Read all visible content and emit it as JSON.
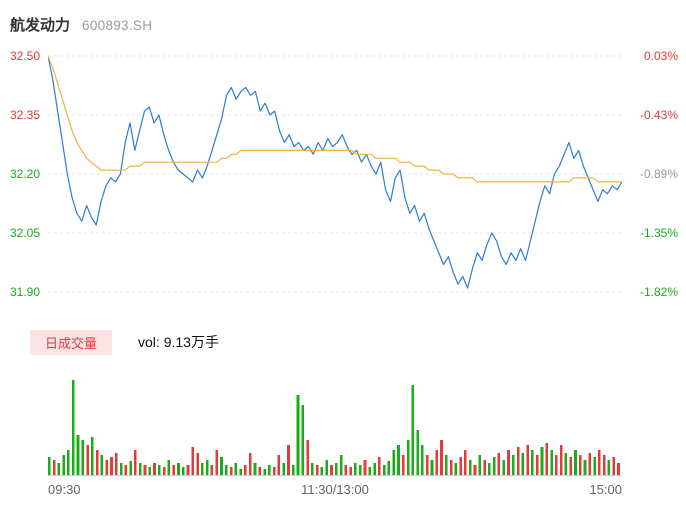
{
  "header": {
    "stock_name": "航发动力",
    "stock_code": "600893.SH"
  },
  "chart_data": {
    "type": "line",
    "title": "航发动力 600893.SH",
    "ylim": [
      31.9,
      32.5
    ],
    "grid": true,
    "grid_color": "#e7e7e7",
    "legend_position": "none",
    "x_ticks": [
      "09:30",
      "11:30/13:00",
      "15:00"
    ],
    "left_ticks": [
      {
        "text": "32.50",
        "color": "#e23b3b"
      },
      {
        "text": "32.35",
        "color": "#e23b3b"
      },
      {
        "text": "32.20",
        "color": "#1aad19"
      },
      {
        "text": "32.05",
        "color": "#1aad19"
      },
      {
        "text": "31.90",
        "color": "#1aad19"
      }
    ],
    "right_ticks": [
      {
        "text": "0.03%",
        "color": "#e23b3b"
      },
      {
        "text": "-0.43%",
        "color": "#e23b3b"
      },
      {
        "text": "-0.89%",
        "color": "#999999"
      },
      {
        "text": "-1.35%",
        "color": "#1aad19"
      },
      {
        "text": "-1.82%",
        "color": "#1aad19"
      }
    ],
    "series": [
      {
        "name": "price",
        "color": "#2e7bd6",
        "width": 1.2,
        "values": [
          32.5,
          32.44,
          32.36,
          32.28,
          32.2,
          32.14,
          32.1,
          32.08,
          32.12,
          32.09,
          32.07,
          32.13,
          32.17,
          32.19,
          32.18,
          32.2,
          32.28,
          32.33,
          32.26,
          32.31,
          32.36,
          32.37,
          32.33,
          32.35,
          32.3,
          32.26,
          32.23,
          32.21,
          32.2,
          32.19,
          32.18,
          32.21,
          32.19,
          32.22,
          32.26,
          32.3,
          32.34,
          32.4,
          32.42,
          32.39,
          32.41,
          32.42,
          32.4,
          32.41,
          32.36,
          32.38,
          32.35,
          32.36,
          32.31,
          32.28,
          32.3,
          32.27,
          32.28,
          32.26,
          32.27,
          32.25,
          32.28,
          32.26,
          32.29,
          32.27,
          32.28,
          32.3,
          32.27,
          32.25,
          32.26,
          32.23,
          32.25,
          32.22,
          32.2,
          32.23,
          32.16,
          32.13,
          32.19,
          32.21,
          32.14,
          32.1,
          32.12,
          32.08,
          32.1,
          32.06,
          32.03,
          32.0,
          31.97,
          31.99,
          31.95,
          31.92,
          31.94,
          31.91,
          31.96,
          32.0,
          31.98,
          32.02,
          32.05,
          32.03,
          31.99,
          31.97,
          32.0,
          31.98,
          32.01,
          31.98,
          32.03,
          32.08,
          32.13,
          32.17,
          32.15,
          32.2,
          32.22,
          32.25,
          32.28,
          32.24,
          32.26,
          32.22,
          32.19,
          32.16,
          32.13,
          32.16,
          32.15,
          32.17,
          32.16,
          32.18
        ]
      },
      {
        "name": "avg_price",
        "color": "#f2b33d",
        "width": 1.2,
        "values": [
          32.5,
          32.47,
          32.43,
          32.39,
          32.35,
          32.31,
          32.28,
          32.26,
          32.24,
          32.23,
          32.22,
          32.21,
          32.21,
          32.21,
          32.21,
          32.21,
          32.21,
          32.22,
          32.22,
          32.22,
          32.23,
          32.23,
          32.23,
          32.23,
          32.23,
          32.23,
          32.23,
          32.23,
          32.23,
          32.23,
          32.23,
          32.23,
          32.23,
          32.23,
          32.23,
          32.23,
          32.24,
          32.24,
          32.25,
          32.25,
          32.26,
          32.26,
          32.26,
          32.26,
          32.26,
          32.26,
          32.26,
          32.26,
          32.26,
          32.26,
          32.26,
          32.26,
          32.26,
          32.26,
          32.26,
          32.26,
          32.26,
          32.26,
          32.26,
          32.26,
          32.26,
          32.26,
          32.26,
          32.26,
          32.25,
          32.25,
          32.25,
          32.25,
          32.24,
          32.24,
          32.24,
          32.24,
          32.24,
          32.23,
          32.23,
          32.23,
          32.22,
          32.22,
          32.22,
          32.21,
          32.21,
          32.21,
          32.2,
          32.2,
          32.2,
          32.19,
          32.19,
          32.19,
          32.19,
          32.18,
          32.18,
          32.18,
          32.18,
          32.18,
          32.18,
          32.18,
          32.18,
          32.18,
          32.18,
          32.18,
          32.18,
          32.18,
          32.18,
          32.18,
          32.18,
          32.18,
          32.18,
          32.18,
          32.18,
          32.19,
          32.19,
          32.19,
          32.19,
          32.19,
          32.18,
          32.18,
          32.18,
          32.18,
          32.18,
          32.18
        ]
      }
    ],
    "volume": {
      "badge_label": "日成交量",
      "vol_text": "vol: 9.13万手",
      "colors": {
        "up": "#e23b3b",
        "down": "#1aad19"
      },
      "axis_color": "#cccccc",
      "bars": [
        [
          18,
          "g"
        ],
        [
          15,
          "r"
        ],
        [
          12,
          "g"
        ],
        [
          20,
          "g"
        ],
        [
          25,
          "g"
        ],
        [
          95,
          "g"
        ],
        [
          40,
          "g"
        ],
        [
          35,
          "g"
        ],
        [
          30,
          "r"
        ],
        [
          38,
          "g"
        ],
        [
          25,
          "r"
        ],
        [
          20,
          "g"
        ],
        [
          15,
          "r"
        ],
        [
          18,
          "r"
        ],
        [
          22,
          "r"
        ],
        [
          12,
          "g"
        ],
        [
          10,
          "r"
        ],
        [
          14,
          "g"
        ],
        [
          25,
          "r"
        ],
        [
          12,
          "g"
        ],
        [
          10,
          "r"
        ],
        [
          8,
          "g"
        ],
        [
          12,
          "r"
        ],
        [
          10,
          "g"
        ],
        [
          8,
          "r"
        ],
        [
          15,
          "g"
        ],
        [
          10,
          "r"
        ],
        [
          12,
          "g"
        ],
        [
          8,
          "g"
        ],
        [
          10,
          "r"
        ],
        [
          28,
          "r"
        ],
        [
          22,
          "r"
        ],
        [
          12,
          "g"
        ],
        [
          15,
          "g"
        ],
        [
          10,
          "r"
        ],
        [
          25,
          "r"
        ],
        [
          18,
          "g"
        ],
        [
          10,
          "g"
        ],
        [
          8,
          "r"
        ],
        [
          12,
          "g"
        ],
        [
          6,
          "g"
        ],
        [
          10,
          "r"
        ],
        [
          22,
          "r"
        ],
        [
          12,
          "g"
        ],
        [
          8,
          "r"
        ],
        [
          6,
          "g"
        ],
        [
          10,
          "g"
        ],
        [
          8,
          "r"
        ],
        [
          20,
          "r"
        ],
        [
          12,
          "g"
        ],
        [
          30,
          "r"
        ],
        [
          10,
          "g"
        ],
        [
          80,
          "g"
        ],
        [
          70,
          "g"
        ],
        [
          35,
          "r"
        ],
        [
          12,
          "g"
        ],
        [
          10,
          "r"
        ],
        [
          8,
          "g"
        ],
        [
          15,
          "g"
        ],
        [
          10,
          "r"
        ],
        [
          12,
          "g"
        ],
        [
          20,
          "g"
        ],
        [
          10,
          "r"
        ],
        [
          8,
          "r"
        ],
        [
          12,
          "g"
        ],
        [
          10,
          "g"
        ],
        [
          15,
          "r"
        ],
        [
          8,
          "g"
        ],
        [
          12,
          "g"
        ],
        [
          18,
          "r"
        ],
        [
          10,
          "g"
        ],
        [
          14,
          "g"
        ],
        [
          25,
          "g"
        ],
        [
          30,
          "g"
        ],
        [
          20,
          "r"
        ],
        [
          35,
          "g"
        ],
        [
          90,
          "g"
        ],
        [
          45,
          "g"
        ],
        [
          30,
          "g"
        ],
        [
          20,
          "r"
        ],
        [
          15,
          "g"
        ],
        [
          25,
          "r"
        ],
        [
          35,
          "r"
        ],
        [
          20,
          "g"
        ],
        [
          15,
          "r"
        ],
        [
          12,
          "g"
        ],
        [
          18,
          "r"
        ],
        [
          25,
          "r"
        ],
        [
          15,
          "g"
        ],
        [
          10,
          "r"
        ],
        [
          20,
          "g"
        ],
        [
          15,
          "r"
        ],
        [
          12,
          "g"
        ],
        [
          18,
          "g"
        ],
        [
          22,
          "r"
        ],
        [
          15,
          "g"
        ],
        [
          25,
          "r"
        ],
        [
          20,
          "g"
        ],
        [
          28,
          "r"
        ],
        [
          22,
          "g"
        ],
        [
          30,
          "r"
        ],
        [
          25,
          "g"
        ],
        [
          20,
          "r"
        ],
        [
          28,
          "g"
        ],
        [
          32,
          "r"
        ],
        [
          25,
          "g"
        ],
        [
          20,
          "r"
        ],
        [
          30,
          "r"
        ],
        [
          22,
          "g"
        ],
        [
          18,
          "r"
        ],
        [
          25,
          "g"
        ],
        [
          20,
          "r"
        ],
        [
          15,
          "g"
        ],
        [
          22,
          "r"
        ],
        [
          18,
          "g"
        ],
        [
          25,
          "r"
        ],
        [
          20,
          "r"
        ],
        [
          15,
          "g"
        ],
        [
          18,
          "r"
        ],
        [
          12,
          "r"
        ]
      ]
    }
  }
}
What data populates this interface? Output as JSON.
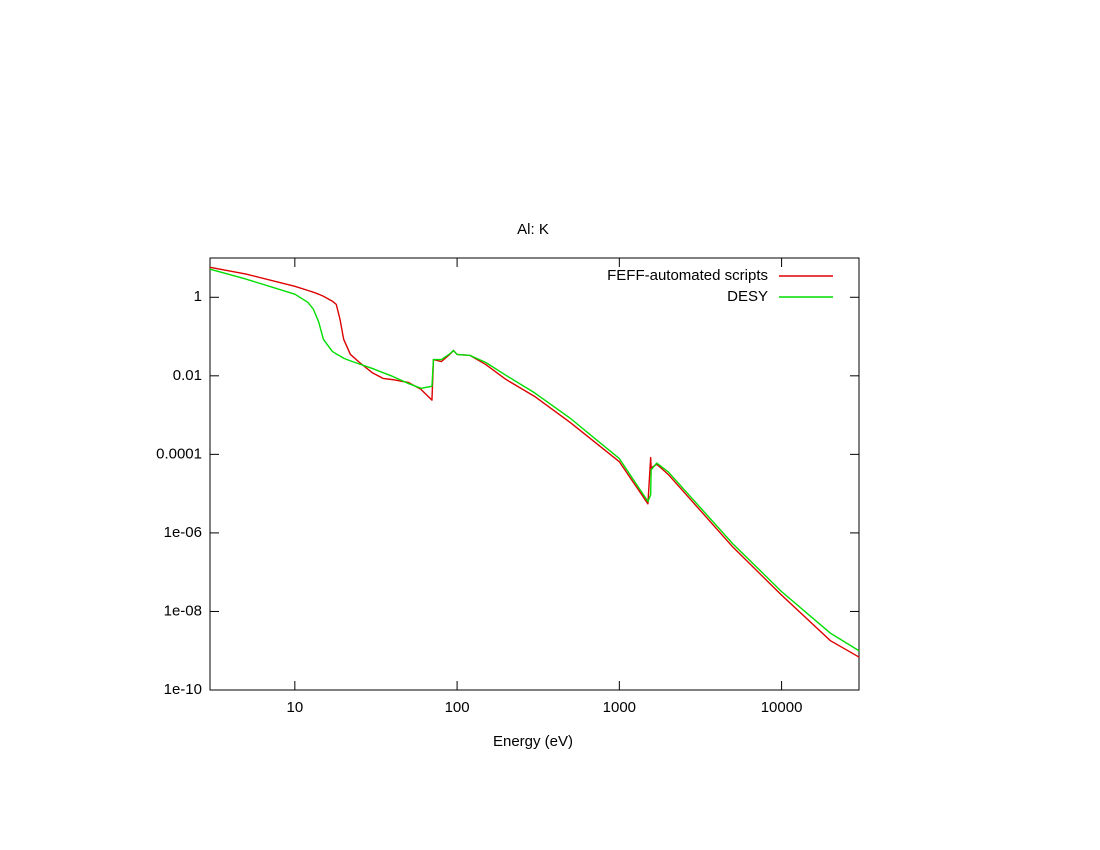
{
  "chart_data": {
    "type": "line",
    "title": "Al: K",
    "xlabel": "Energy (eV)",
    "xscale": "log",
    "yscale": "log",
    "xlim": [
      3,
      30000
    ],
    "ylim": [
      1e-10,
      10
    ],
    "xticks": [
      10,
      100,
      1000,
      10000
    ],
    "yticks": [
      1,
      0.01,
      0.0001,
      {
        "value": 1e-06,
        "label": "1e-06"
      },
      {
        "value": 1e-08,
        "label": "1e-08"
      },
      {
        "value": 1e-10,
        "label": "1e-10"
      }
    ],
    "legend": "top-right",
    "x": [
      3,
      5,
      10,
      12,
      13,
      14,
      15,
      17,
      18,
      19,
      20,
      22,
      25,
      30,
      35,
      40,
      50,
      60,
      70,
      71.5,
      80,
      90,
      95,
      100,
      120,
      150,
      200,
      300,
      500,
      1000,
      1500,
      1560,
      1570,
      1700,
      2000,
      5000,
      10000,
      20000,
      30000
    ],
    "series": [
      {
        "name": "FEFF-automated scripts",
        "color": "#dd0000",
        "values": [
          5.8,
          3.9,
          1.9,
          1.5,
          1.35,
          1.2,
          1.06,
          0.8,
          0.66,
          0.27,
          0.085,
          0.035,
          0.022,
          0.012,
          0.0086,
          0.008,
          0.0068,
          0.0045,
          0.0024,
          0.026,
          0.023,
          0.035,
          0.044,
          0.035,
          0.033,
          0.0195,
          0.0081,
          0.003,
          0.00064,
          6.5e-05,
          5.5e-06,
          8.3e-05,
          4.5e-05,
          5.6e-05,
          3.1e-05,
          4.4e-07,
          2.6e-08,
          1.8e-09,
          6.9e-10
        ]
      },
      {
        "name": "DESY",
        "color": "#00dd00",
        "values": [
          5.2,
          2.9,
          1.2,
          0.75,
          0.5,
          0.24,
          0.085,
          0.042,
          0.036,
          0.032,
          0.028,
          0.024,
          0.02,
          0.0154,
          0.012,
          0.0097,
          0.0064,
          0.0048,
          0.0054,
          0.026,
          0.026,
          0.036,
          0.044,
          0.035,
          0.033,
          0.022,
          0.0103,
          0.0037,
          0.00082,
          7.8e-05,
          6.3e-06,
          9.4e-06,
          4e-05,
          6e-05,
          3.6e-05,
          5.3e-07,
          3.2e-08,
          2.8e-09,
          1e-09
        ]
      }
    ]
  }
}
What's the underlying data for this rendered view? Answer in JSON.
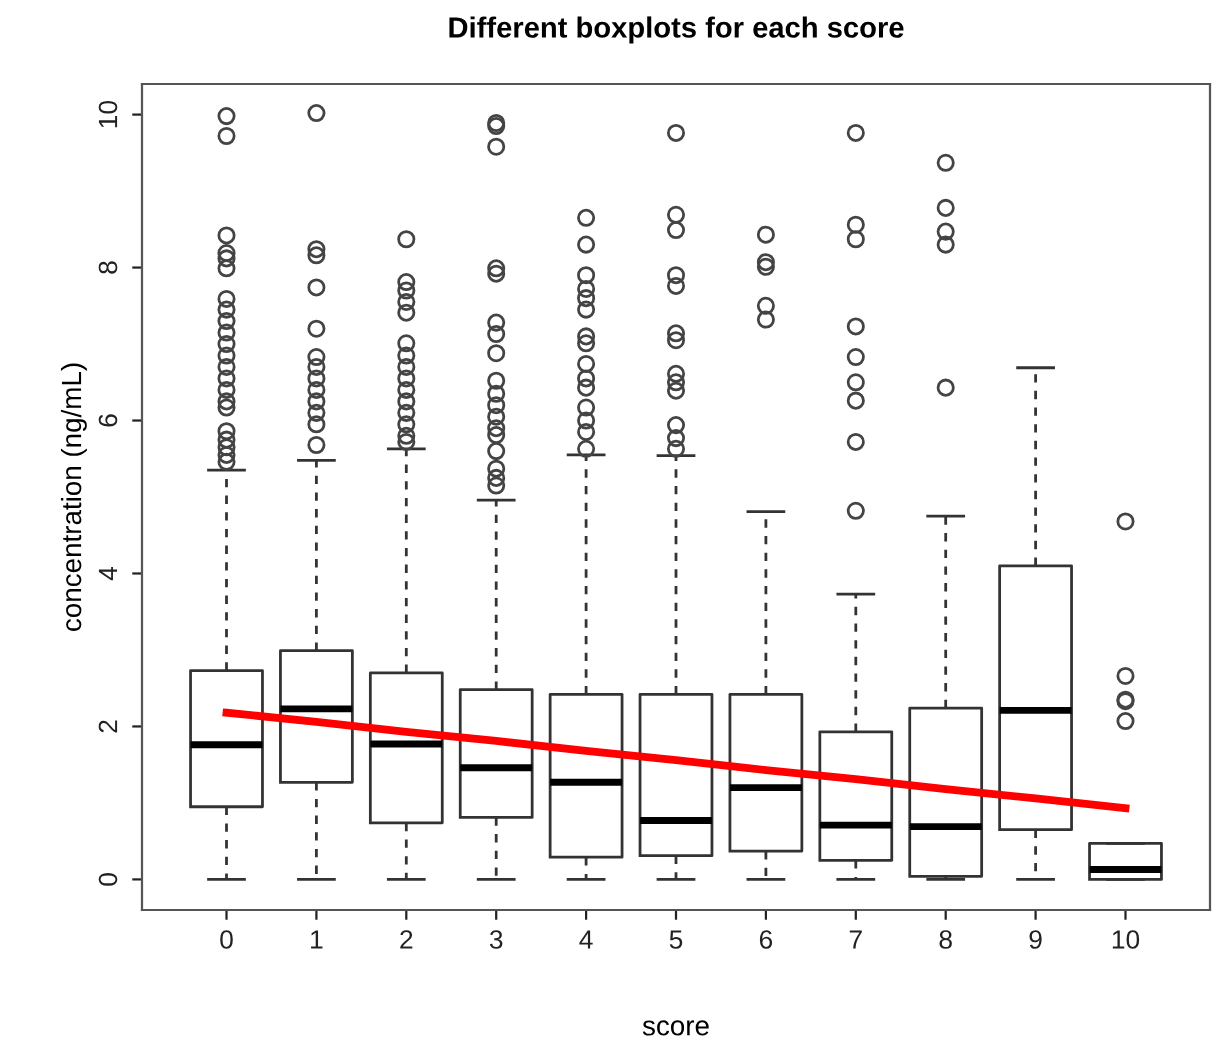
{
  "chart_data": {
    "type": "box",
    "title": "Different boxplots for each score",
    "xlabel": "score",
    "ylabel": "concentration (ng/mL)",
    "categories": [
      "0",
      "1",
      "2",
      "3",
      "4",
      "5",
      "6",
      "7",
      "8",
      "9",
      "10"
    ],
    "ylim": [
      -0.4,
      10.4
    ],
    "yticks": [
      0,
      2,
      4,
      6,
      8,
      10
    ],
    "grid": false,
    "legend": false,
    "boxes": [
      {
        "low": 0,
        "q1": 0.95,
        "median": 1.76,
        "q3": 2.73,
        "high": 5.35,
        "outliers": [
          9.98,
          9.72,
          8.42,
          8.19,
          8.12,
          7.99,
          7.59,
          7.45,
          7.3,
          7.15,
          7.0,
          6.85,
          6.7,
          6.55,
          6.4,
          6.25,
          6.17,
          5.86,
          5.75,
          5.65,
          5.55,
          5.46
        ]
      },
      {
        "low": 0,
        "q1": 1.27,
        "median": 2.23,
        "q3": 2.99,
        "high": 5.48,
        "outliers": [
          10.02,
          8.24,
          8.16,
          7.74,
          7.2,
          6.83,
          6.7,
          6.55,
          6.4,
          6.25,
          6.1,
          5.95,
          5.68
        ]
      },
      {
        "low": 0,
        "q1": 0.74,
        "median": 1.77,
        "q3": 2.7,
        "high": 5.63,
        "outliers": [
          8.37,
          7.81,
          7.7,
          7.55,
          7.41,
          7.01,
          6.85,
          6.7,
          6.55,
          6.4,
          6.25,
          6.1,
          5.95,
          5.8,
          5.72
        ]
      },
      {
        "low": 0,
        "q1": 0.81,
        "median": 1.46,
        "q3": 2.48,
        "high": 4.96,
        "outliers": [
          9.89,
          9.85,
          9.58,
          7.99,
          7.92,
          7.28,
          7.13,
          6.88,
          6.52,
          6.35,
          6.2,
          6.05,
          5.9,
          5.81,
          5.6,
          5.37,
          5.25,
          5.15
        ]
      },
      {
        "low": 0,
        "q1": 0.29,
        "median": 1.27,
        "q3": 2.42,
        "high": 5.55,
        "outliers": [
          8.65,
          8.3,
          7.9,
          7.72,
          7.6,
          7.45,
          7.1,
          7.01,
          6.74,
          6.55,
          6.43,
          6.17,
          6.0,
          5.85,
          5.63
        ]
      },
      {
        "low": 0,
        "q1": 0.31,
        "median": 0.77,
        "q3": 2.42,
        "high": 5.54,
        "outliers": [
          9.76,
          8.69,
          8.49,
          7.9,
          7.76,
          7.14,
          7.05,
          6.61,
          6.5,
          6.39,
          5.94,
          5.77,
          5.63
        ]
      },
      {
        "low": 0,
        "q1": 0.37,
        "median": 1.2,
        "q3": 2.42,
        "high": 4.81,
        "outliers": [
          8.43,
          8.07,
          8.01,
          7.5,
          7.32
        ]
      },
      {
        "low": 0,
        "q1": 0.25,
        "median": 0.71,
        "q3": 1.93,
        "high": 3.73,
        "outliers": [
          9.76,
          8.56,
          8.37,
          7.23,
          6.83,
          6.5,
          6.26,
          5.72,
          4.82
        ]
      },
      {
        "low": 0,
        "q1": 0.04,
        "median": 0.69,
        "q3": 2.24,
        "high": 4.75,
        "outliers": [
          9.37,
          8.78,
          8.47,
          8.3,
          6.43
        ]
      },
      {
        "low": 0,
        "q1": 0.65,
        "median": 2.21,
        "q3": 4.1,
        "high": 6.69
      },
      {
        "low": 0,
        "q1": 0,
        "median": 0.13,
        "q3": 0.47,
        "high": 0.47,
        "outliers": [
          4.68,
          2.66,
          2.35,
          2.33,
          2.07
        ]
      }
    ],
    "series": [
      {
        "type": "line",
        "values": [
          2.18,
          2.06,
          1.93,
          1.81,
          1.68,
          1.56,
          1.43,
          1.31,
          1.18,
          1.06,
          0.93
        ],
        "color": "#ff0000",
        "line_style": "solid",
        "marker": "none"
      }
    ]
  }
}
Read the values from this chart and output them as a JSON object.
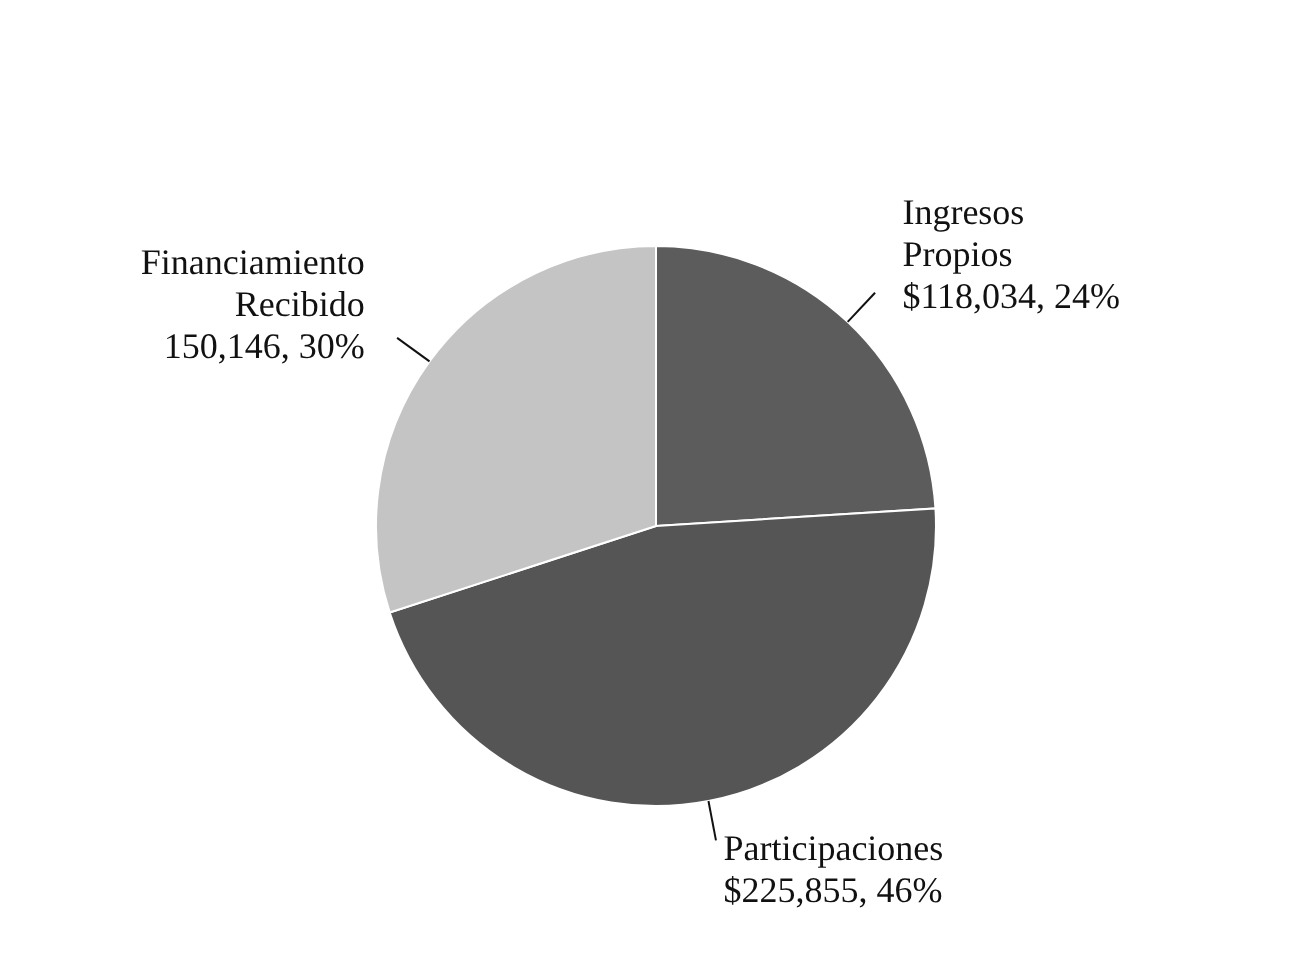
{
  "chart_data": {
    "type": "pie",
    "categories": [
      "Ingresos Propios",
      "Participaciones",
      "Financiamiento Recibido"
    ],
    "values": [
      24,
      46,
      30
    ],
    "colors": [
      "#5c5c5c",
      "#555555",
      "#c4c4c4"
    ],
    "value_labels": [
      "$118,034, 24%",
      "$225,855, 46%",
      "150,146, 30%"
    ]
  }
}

Problem to work on ▸ Print the lines from the one that contains "Read the values" through the last line of the data, exactly and in full, and no other lines. Pictures are not part of the copy.

Exercise answer ▸
Read the values from this chart and output them as a JSON object.
{
  "chart_data": {
    "type": "pie",
    "categories": [
      "Ingresos Propios",
      "Participaciones",
      "Financiamiento Recibido"
    ],
    "values": [
      24,
      46,
      30
    ],
    "colors": [
      "#5c5c5c",
      "#555555",
      "#c4c4c4"
    ],
    "value_labels": [
      "$118,034, 24%",
      "$225,855, 46%",
      "150,146, 30%"
    ]
  }
}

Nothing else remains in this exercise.